▶ Petikan Teks:
□ □ □ □

Itulah hakikat kenapa IPDN hingga saat ini tetap dipertahankan eksistensinya.
Gelontoran uang milyaran, hasil sumbangan pajak dari seluruh rakyat dari
berbagai lapisan, dititipkan dan diamanahkan kepada kita. Dengan harapan,
diesok hari nanti, pemuda-pemudi pilihan ini mampu melaksanakan dharma
bhaktinya untuk bumi pertiwi, mampu menjadi the real agent of change.
PAMONG PRAJA YANG AKAN DATANG
Merujuk
pada Peraturan Presiden Nomor 1
Tahun 2009 yang menyebutkan bahwa terdapat perguruan tinggi
kedinasan yang menyelenggarakan pendidikan tinggi kepamongprajaan, ini
mengisyaratkan bahwa setidaknya dua hal, yang pertama bahwa ada institusi yang
dibentuk oleh Negara untuk menyiapkan pamong praja yang akan menjadi aparat
pemerintahan, dan yang kedua karena ada institusi pendidikan tinggi
kepamongprajaan yang akan menghasilkan lulusan yang akan ditugaskan
sebagai pelayanan masyarakat atau tugas-tugas kepamongprajaan yang dilaksanakan
oleh para pamong praja. Pamong praja adalah mereka yang menyelenggarakan
pelayanan pemerintahan pada organisasi peerintahan lini kewilayahan yang
dididik secara khusus yang meiliki kualifikasi kepemimpinan dan kemampuan
manajerial untuk melayani masyarakat serta konsisten menjaga keutuhan bangsa
dan negara, dengan bidang keahliannya sebagai generalis yang mengkoordinasikan
cabang-cabang pemerintahan lainnya.
Taliziduhu
Ndraha (2010), mencoba mengelaborasi dan merumuskan esensi
kepamongprajaan, bicara tentang kepamongprajaan, maka esensinya antara lain :
1) Entitas (nama suatu entitas), 2) Kualitas (perilaku yang terlihat dalam
ruang pemerintahan), 3 Nilai atau norma (kekatan yang mengikat), Fungsi
kbhinekaan dan ketunggalikaan), 4) Lembaga atau unitkerja, 5) Struktur
kepamongprajaan, 6) Profesi pemerintahan, 7) Pendidikan kepamongprajaan.
Sejalan
dengan pandangan Taliziduhu Ndaha di atas dan memperhatikan sejarah
dan perkembangan pamong praja atau kepamongprajaan di
Indonesia, maka penulis merumuskan setidaknya kepamongprajaan yang akan datang
dapat di pandang sebagai :
- Profesi , yakni merupakan pekerjaan yang memerlukan kompetensi tertentu, yakni qualified leadership dan managerial administratif, sehingga diperlukan pendidikan khusus pamong praja.

□ □ □ □

▶ Kutipan Sumber:
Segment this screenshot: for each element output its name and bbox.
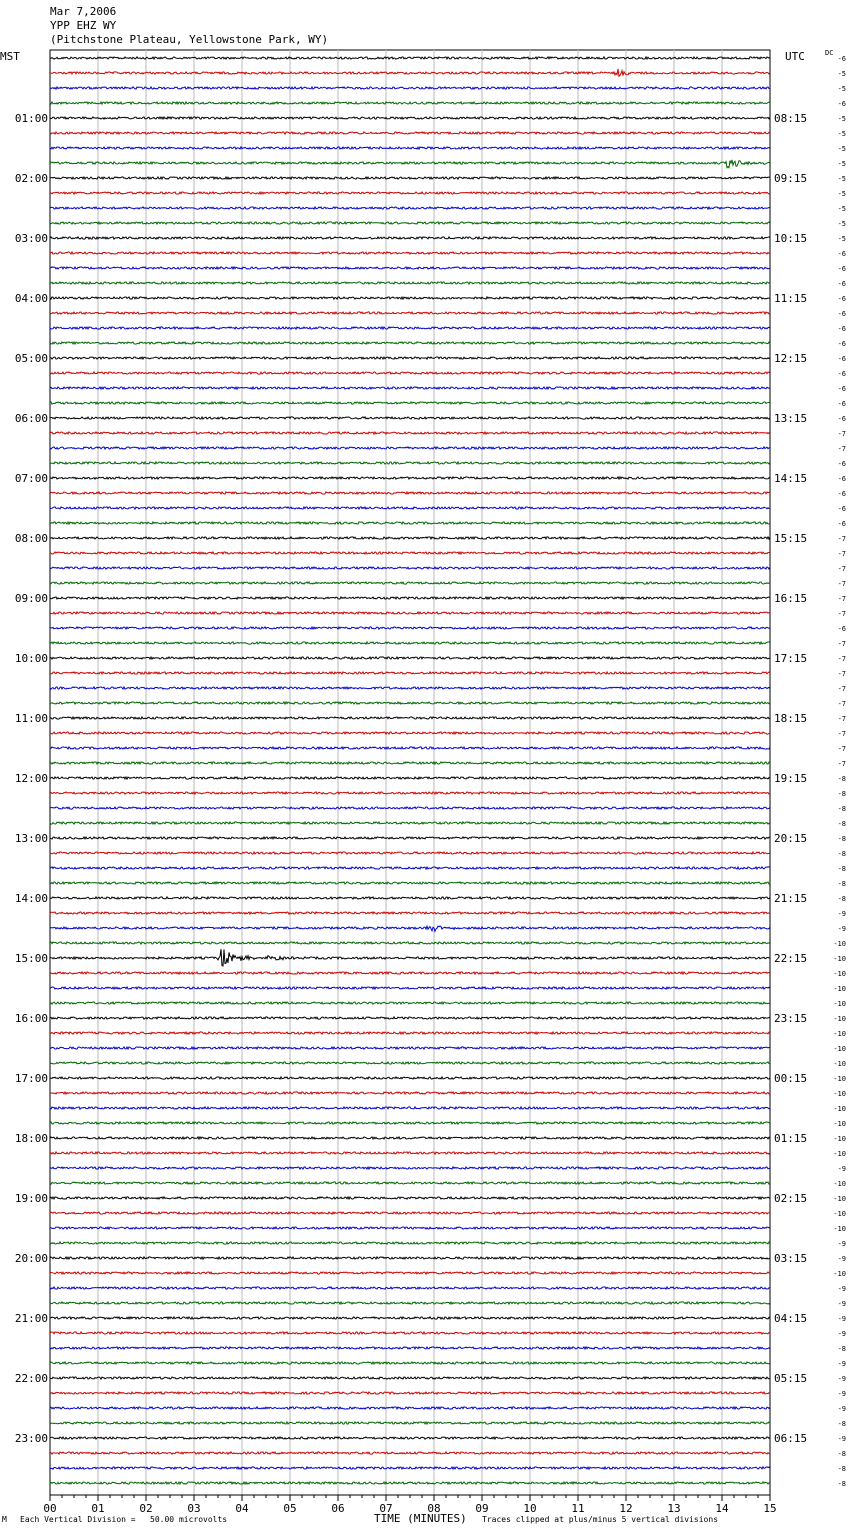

□ □ □ □

▶ Ketentuan Soal: Sebutkan peraturan yang menurut teks tentang pamong praja menyatakan adanya perguruan tinggi kedinasan yang menyelenggarakan pendidikan tinggi kepamongprajaan.

▶ Hasil: Peraturan Presiden Nomor 1 Tahun 2009.